— BEGIN DATA SHOWN —

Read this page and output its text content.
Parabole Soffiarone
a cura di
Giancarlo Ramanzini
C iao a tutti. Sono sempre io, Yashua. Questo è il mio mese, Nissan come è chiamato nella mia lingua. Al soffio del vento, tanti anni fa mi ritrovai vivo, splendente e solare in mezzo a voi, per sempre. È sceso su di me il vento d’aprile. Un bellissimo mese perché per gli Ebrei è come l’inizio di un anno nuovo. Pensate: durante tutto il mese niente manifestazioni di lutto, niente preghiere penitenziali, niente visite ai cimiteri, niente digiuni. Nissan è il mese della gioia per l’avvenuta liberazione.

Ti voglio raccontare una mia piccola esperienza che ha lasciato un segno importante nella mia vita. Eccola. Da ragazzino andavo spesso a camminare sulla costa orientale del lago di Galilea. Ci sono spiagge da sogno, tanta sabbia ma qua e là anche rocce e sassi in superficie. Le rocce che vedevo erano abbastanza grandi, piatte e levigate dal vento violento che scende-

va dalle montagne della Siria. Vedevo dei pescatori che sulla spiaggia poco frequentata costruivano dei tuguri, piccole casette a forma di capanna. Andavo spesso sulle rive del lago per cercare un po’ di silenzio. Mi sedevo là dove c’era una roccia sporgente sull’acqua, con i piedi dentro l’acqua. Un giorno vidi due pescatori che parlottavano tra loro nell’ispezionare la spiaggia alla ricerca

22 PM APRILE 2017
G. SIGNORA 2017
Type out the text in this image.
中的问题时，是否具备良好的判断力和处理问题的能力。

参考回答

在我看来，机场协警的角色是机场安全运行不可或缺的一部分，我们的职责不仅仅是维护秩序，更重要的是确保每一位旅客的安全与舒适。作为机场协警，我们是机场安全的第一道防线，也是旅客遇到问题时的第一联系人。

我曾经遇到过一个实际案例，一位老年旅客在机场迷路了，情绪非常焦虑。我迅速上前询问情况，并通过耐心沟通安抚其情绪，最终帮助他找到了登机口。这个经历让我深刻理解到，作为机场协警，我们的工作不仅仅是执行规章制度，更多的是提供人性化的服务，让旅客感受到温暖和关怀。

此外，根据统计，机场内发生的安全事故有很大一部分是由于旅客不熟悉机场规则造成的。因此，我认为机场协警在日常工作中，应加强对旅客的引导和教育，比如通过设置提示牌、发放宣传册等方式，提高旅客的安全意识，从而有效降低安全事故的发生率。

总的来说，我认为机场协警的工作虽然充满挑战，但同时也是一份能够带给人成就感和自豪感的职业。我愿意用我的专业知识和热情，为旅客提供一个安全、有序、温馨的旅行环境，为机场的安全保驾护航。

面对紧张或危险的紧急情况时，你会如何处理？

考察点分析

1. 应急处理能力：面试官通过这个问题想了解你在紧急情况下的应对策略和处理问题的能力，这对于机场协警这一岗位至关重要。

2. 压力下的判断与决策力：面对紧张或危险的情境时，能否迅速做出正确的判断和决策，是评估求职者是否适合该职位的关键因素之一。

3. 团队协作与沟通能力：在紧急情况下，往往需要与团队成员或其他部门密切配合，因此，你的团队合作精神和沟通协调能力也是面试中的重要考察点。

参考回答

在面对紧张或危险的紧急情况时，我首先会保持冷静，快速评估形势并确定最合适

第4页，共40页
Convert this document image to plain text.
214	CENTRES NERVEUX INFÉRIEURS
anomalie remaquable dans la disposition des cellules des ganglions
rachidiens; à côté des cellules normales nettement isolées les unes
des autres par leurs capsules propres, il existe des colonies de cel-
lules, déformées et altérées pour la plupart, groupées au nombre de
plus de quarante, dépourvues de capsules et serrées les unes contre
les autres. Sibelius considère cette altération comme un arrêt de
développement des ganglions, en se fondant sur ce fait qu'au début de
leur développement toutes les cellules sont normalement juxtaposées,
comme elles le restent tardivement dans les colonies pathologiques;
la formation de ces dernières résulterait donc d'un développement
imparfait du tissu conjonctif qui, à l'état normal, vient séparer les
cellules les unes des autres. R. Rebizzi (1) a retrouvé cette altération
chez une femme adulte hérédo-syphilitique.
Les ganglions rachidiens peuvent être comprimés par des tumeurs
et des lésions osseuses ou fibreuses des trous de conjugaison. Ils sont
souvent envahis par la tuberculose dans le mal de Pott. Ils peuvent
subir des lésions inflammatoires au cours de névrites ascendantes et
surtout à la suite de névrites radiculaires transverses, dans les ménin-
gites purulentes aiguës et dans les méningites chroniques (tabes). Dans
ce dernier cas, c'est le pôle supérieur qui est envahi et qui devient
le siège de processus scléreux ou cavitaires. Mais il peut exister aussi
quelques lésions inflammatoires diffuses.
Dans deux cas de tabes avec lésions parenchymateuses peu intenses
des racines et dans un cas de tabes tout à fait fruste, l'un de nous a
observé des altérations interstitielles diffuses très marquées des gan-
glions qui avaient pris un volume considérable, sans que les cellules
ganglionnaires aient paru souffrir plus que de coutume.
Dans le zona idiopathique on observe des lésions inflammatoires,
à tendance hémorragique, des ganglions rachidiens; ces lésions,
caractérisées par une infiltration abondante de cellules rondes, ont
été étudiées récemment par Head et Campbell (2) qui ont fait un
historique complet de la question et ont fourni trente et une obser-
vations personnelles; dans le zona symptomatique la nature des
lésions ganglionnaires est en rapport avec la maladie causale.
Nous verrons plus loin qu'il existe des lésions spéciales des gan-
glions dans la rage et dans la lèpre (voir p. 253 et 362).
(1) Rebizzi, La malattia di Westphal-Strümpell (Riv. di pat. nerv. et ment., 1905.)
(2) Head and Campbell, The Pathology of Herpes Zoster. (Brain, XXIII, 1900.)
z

— END DATA SHOWN —

== SET PROBLEM ==
Copy all of the data. Keep every word exactly as it is.

== RESULT OF THIS EXERCISE ==
Read this page and output its text content.
Parabole Soffiarone
a cura di
Giancarlo Ramanzini
C iao a tutti. Sono sempre io, Yashua. Questo è il mio mese, Nissan come è chiamato nella mia lingua. Al soffio del vento, tanti anni fa mi ritrovai vivo, splendente e solare in mezzo a voi, per sempre. È sceso su di me il vento d’aprile. Un bellissimo mese perché per gli Ebrei è come l’inizio di un anno nuovo. Pensate: durante tutto il mese niente manifestazioni di lutto, niente preghiere penitenziali, niente visite ai cimiteri, niente digiuni. Nissan è il mese della gioia per l’avvenuta liberazione.

Ti voglio raccontare una mia piccola esperienza che ha lasciato un segno importante nella mia vita. Eccola. Da ragazzino andavo spesso a camminare sulla costa orientale del lago di Galilea. Ci sono spiagge da sogno, tanta sabbia ma qua e là anche rocce e sassi in superficie. Le rocce che vedevo erano abbastanza grandi, piatte e levigate dal vento violento che scende-

va dalle montagne della Siria. Vedevo dei pescatori che sulla spiaggia poco frequentata costruivano dei tuguri, piccole casette a forma di capanna. Andavo spesso sulle rive del lago per cercare un po’ di silenzio. Mi sedevo là dove c’era una roccia sporgente sull’acqua, con i piedi dentro l’acqua. Un giorno vidi due pescatori che parlottavano tra loro nell’ispezionare la spiaggia alla ricerca

22 PM APRILE 2017
G. SIGNORA 2017
Type out the text in this image.
中的问题时，是否具备良好的判断力和处理问题的能力。

参考回答

在我看来，机场协警的角色是机场安全运行不可或缺的一部分，我们的职责不仅仅是维护秩序，更重要的是确保每一位旅客的安全与舒适。作为机场协警，我们是机场安全的第一道防线，也是旅客遇到问题时的第一联系人。

我曾经遇到过一个实际案例，一位老年旅客在机场迷路了，情绪非常焦虑。我迅速上前询问情况，并通过耐心沟通安抚其情绪，最终帮助他找到了登机口。这个经历让我深刻理解到，作为机场协警，我们的工作不仅仅是执行规章制度，更多的是提供人性化的服务，让旅客感受到温暖和关怀。

此外，根据统计，机场内发生的安全事故有很大一部分是由于旅客不熟悉机场规则造成的。因此，我认为机场协警在日常工作中，应加强对旅客的引导和教育，比如通过设置提示牌、发放宣传册等方式，提高旅客的安全意识，从而有效降低安全事故的发生率。

总的来说，我认为机场协警的工作虽然充满挑战，但同时也是一份能够带给人成就感和自豪感的职业。我愿意用我的专业知识和热情，为旅客提供一个安全、有序、温馨的旅行环境，为机场的安全保驾护航。

面对紧张或危险的紧急情况时，你会如何处理？

考察点分析

1. 应急处理能力：面试官通过这个问题想了解你在紧急情况下的应对策略和处理问题的能力，这对于机场协警这一岗位至关重要。

2. 压力下的判断与决策力：面对紧张或危险的情境时，能否迅速做出正确的判断和决策，是评估求职者是否适合该职位的关键因素之一。

3. 团队协作与沟通能力：在紧急情况下，往往需要与团队成员或其他部门密切配合，因此，你的团队合作精神和沟通协调能力也是面试中的重要考察点。

参考回答

在面对紧张或危险的紧急情况时，我首先会保持冷静，快速评估形势并确定最合适

第4页，共40页
Convert this document image to plain text.
214	CENTRES NERVEUX INFÉRIEURS
anomalie remaquable dans la disposition des cellules des ganglions
rachidiens; à côté des cellules normales nettement isolées les unes
des autres par leurs capsules propres, il existe des colonies de cel-
lules, déformées et altérées pour la plupart, groupées au nombre de
plus de quarante, dépourvues de capsules et serrées les unes contre
les autres. Sibelius considère cette altération comme un arrêt de
développement des ganglions, en se fondant sur ce fait qu'au début de
leur développement toutes les cellules sont normalement juxtaposées,
comme elles le restent tardivement dans les colonies pathologiques;
la formation de ces dernières résulterait donc d'un développement
imparfait du tissu conjonctif qui, à l'état normal, vient séparer les
cellules les unes des autres. R. Rebizzi (1) a retrouvé cette altération
chez une femme adulte hérédo-syphilitique.
Les ganglions rachidiens peuvent être comprimés par des tumeurs
et des lésions osseuses ou fibreuses des trous de conjugaison. Ils sont
souvent envahis par la tuberculose dans le mal de Pott. Ils peuvent
subir des lésions inflammatoires au cours de névrites ascendantes et
surtout à la suite de névrites radiculaires transverses, dans les ménin-
gites purulentes aiguës et dans les méningites chroniques (tabes). Dans
ce dernier cas, c'est le pôle supérieur qui est envahi et qui devient
le siège de processus scléreux ou cavitaires. Mais il peut exister aussi
quelques lésions inflammatoires diffuses.
Dans deux cas de tabes avec lésions parenchymateuses peu intenses
des racines et dans un cas de tabes tout à fait fruste, l'un de nous a
observé des altérations interstitielles diffuses très marquées des gan-
glions qui avaient pris un volume considérable, sans que les cellules
ganglionnaires aient paru souffrir plus que de coutume.
Dans le zona idiopathique on observe des lésions inflammatoires,
à tendance hémorragique, des ganglions rachidiens; ces lésions,
caractérisées par une infiltration abondante de cellules rondes, ont
été étudiées récemment par Head et Campbell (2) qui ont fait un
historique complet de la question et ont fourni trente et une obser-
vations personnelles; dans le zona symptomatique la nature des
lésions ganglionnaires est en rapport avec la maladie causale.
Nous verrons plus loin qu'il existe des lésions spéciales des gan-
glions dans la rage et dans la lèpre (voir p. 253 et 362).
(1) Rebizzi, La malattia di Westphal-Strümpell (Riv. di pat. nerv. et ment., 1905.)
(2) Head and Campbell, The Pathology of Herpes Zoster. (Brain, XXIII, 1900.)
z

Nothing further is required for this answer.